**GIVEN REQUEST:** Set down all of the entries word for word, omitting the images they contain.

**AVAILABLE RECORDS:**
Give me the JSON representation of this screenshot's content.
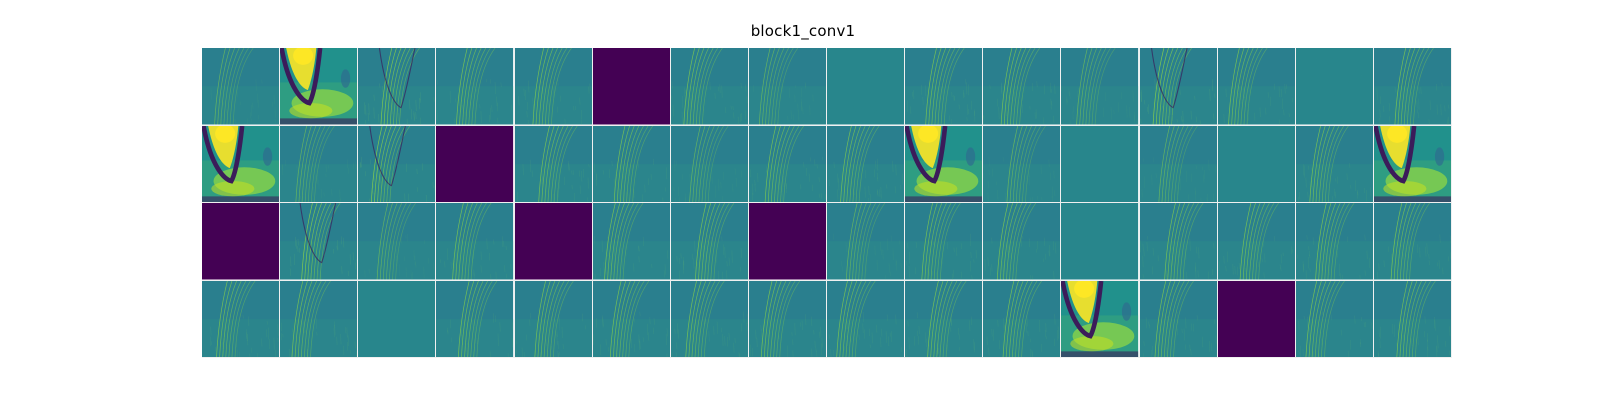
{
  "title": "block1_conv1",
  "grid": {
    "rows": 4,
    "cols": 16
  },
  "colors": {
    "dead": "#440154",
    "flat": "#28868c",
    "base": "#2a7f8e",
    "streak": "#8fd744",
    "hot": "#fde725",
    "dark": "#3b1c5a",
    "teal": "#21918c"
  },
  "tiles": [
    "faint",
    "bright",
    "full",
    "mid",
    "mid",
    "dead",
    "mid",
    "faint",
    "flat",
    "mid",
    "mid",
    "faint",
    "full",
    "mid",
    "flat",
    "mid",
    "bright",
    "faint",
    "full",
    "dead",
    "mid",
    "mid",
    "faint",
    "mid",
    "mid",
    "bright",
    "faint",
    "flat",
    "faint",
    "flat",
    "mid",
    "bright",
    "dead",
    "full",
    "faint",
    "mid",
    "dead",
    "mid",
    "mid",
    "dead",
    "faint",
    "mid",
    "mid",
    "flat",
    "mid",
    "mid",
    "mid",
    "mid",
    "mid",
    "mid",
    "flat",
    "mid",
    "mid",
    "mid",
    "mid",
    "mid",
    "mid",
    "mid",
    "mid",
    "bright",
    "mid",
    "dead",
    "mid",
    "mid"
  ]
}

**RIGHT ANSWER:**
Give me the JSON representation of this screenshot's content.
{
  "title": "block1_conv1",
  "grid": {
    "rows": 4,
    "cols": 16
  },
  "colors": {
    "dead": "#440154",
    "flat": "#28868c",
    "base": "#2a7f8e",
    "streak": "#8fd744",
    "hot": "#fde725",
    "dark": "#3b1c5a",
    "teal": "#21918c"
  },
  "tiles": [
    "faint",
    "bright",
    "full",
    "mid",
    "mid",
    "dead",
    "mid",
    "faint",
    "flat",
    "mid",
    "mid",
    "faint",
    "full",
    "mid",
    "flat",
    "mid",
    "bright",
    "faint",
    "full",
    "dead",
    "mid",
    "mid",
    "faint",
    "mid",
    "mid",
    "bright",
    "faint",
    "flat",
    "faint",
    "flat",
    "mid",
    "bright",
    "dead",
    "full",
    "faint",
    "mid",
    "dead",
    "mid",
    "mid",
    "dead",
    "faint",
    "mid",
    "mid",
    "flat",
    "mid",
    "mid",
    "mid",
    "mid",
    "mid",
    "mid",
    "flat",
    "mid",
    "mid",
    "mid",
    "mid",
    "mid",
    "mid",
    "mid",
    "mid",
    "bright",
    "mid",
    "dead",
    "mid",
    "mid"
  ]
}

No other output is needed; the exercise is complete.